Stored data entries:
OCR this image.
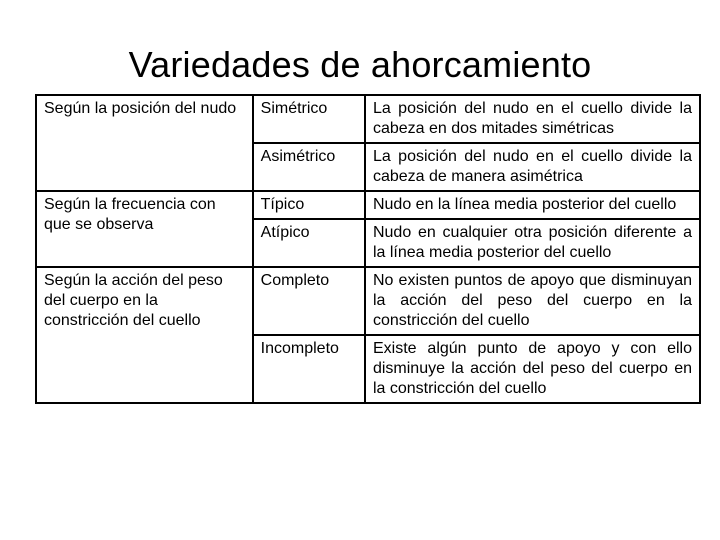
Variedades de ahorcamiento
Según la posición del nudo	Simétrico	La posición del nudo en el cuello divide la cabeza en dos mitades simétricas
	Asimétrico	La posición del nudo en el cuello divide la cabeza de manera asimétrica
Según la frecuencia con que se observa	Típico	Nudo en la línea media posterior del cuello
	Atípico	Nudo en cualquier otra posición diferente a la línea media posterior del cuello
Según la acción del peso del cuerpo en la constricción del cuello	Completo	No existen puntos de apoyo que disminuyan la acción del peso del cuerpo en la constricción del cuello
	Incompleto	Existe algún punto de apoyo y con ello disminuye la acción del peso del cuerpo en la constricción del cuello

REQUIRED TASK: Pictures are excluded; copy all other data exactly as shown.

OUTPUT OF THE TASK:
OCR this image.
Variedades de ahorcamiento
Según la posición del nudo	Simétrico	La posición del nudo en el cuello divide la cabeza en dos mitades simétricas
	Asimétrico	La posición del nudo en el cuello divide la cabeza de manera asimétrica
Según la frecuencia con que se observa	Típico	Nudo en la línea media posterior del cuello
	Atípico	Nudo en cualquier otra posición diferente a la línea media posterior del cuello
Según la acción del peso del cuerpo en la constricción del cuello	Completo	No existen puntos de apoyo que disminuyan la acción del peso del cuerpo en la constricción del cuello
	Incompleto	Existe algún punto de apoyo y con ello disminuye la acción del peso del cuerpo en la constricción del cuello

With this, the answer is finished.